▸ Short task:
Filter the records below for the word "this". Copy each line that holds it.

(Raw records)
..............................
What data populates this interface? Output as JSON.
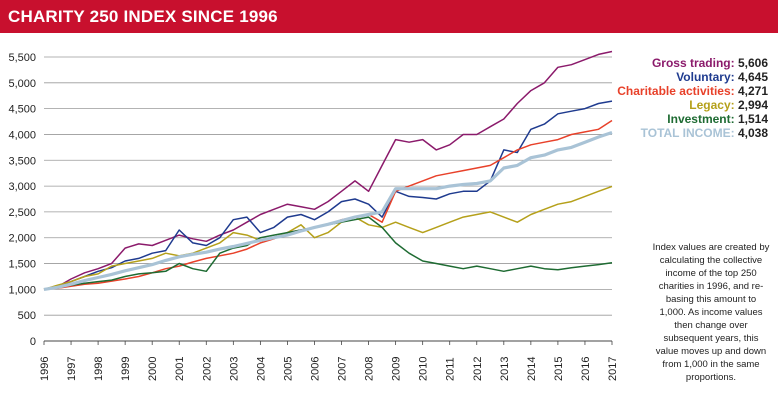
{
  "header": {
    "title": "CHARITY 250 INDEX SINCE 1996",
    "background": "#c8102e"
  },
  "note": "Index values are created by calculating the collective income of the top 250 charities in 1996, and re-basing this amount to 1,000. As income values then change over subsequent years, this value moves up and down from 1,000 in the same proportions.",
  "chart_data": {
    "type": "line",
    "title": "CHARITY 250 INDEX SINCE 1996",
    "xlabel": "",
    "ylabel": "",
    "x_ticks": [
      "1996",
      "1997",
      "1998",
      "1999",
      "2000",
      "2001",
      "2002",
      "2003",
      "2004",
      "2005",
      "2006",
      "2007",
      "2008",
      "2009",
      "2010",
      "2011",
      "2012",
      "2013",
      "2014",
      "2015",
      "2016",
      "2017"
    ],
    "y_ticks": [
      "0",
      "500",
      "1,000",
      "1,500",
      "2,000",
      "2,500",
      "3,000",
      "3,500",
      "4,000",
      "4,500",
      "5,000",
      "5,500"
    ],
    "xlim": [
      1996,
      2017
    ],
    "ylim": [
      0,
      5500
    ],
    "grid": "horizontal",
    "legend_position": "right",
    "series": [
      {
        "name": "Gross trading",
        "value_label": "5,606",
        "color": "#8b1a6b",
        "x": [
          1996,
          1996.5,
          1997,
          1997.5,
          1998,
          1998.5,
          1999,
          1999.5,
          2000,
          2000.5,
          2001,
          2001.5,
          2002,
          2002.5,
          2003,
          2003.5,
          2004,
          2004.5,
          2005,
          2005.5,
          2006,
          2006.5,
          2007,
          2007.5,
          2008,
          2008.5,
          2009,
          2009.5,
          2010,
          2010.5,
          2011,
          2011.5,
          2012,
          2012.5,
          2013,
          2013.5,
          2014,
          2014.5,
          2015,
          2015.5,
          2016,
          2016.5,
          2017
        ],
        "values": [
          1000,
          1050,
          1200,
          1320,
          1400,
          1500,
          1800,
          1880,
          1850,
          1950,
          2050,
          1980,
          1930,
          2050,
          2150,
          2300,
          2450,
          2550,
          2650,
          2600,
          2550,
          2700,
          2900,
          3100,
          2900,
          3400,
          3900,
          3850,
          3900,
          3700,
          3800,
          4000,
          4000,
          4150,
          4300,
          4600,
          4850,
          5000,
          5300,
          5350,
          5450,
          5550,
          5606
        ]
      },
      {
        "name": "Voluntary",
        "value_label": "4,645",
        "color": "#1f3b8f",
        "x": [
          1996,
          1996.5,
          1997,
          1997.5,
          1998,
          1998.5,
          1999,
          1999.5,
          2000,
          2000.5,
          2001,
          2001.5,
          2002,
          2002.5,
          2003,
          2003.5,
          2004,
          2004.5,
          2005,
          2005.5,
          2006,
          2006.5,
          2007,
          2007.5,
          2008,
          2008.5,
          2009,
          2009.5,
          2010,
          2010.5,
          2011,
          2011.5,
          2012,
          2012.5,
          2013,
          2013.5,
          2014,
          2014.5,
          2015,
          2015.5,
          2016,
          2016.5,
          2017
        ],
        "values": [
          1000,
          1050,
          1150,
          1250,
          1350,
          1420,
          1550,
          1600,
          1700,
          1750,
          2150,
          1900,
          1850,
          2000,
          2350,
          2400,
          2100,
          2200,
          2400,
          2450,
          2350,
          2500,
          2700,
          2750,
          2650,
          2400,
          2900,
          2800,
          2780,
          2750,
          2850,
          2900,
          2900,
          3100,
          3700,
          3650,
          4100,
          4200,
          4400,
          4450,
          4500,
          4600,
          4645
        ]
      },
      {
        "name": "Charitable activities",
        "value_label": "4,271",
        "color": "#e8412a",
        "x": [
          1996,
          1996.5,
          1997,
          1997.5,
          1998,
          1998.5,
          1999,
          1999.5,
          2000,
          2000.5,
          2001,
          2001.5,
          2002,
          2002.5,
          2003,
          2003.5,
          2004,
          2004.5,
          2005,
          2005.5,
          2006,
          2006.5,
          2007,
          2007.5,
          2008,
          2008.5,
          2009,
          2009.5,
          2010,
          2010.5,
          2011,
          2011.5,
          2012,
          2012.5,
          2013,
          2013.5,
          2014,
          2014.5,
          2015,
          2015.5,
          2016,
          2016.5,
          2017
        ],
        "values": [
          1000,
          1020,
          1060,
          1100,
          1120,
          1160,
          1200,
          1250,
          1320,
          1400,
          1450,
          1530,
          1600,
          1650,
          1700,
          1780,
          1900,
          1980,
          2100,
          2150,
          2200,
          2250,
          2350,
          2400,
          2450,
          2300,
          2900,
          3000,
          3100,
          3200,
          3250,
          3300,
          3350,
          3400,
          3550,
          3700,
          3800,
          3850,
          3900,
          4000,
          4050,
          4100,
          4271
        ]
      },
      {
        "name": "Legacy",
        "value_label": "2,994",
        "color": "#b5a01a",
        "x": [
          1996,
          1996.5,
          1997,
          1997.5,
          1998,
          1998.5,
          1999,
          1999.5,
          2000,
          2000.5,
          2001,
          2001.5,
          2002,
          2002.5,
          2003,
          2003.5,
          2004,
          2004.5,
          2005,
          2005.5,
          2006,
          2006.5,
          2007,
          2007.5,
          2008,
          2008.5,
          2009,
          2009.5,
          2010,
          2010.5,
          2011,
          2011.5,
          2012,
          2012.5,
          2013,
          2013.5,
          2014,
          2014.5,
          2015,
          2015.5,
          2016,
          2016.5,
          2017
        ],
        "values": [
          1000,
          1080,
          1150,
          1250,
          1300,
          1450,
          1500,
          1550,
          1600,
          1700,
          1650,
          1700,
          1800,
          1900,
          2100,
          2050,
          1950,
          2000,
          2100,
          2250,
          2000,
          2100,
          2300,
          2400,
          2250,
          2200,
          2300,
          2200,
          2100,
          2200,
          2300,
          2400,
          2450,
          2500,
          2400,
          2300,
          2450,
          2550,
          2650,
          2700,
          2800,
          2900,
          2994
        ]
      },
      {
        "name": "Investment",
        "value_label": "1,514",
        "color": "#1e6b32",
        "x": [
          1996,
          1996.5,
          1997,
          1997.5,
          1998,
          1998.5,
          1999,
          1999.5,
          2000,
          2000.5,
          2001,
          2001.5,
          2002,
          2002.5,
          2003,
          2003.5,
          2004,
          2004.5,
          2005,
          2005.5,
          2006,
          2006.5,
          2007,
          2007.5,
          2008,
          2008.5,
          2009,
          2009.5,
          2010,
          2010.5,
          2011,
          2011.5,
          2012,
          2012.5,
          2013,
          2013.5,
          2014,
          2014.5,
          2015,
          2015.5,
          2016,
          2016.5,
          2017
        ],
        "values": [
          1000,
          1040,
          1080,
          1120,
          1150,
          1180,
          1250,
          1300,
          1320,
          1350,
          1500,
          1400,
          1350,
          1700,
          1800,
          1850,
          2000,
          2050,
          2100,
          2150,
          2200,
          2250,
          2300,
          2350,
          2400,
          2200,
          1900,
          1700,
          1550,
          1500,
          1450,
          1400,
          1450,
          1400,
          1350,
          1400,
          1450,
          1400,
          1380,
          1420,
          1450,
          1480,
          1514
        ]
      },
      {
        "name": "TOTAL INCOME",
        "value_label": "4,038",
        "color": "#a9c3d6",
        "x": [
          1996,
          1996.5,
          1997,
          1997.5,
          1998,
          1998.5,
          1999,
          1999.5,
          2000,
          2000.5,
          2001,
          2001.5,
          2002,
          2002.5,
          2003,
          2003.5,
          2004,
          2004.5,
          2005,
          2005.5,
          2006,
          2006.5,
          2007,
          2007.5,
          2008,
          2008.5,
          2009,
          2009.5,
          2010,
          2010.5,
          2011,
          2011.5,
          2012,
          2012.5,
          2013,
          2013.5,
          2014,
          2014.5,
          2015,
          2015.5,
          2016,
          2016.5,
          2017
        ],
        "values": [
          1000,
          1040,
          1100,
          1170,
          1230,
          1290,
          1360,
          1420,
          1480,
          1560,
          1630,
          1680,
          1720,
          1780,
          1830,
          1890,
          1950,
          2000,
          2050,
          2130,
          2200,
          2260,
          2330,
          2400,
          2450,
          2500,
          2950,
          2950,
          2950,
          2950,
          3000,
          3030,
          3050,
          3100,
          3350,
          3400,
          3550,
          3600,
          3700,
          3750,
          3850,
          3950,
          4038
        ]
      }
    ]
  }
}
..............................
▸ Finished task:
What data populates this interface? Output as JSON.
  "note": "Index values are created by calculating the collective income of the top 250 charities in 1996, and re-basing this amount to 1,000. As income values then change over subsequent years, this value moves up and down from 1,000 in the same proportions.",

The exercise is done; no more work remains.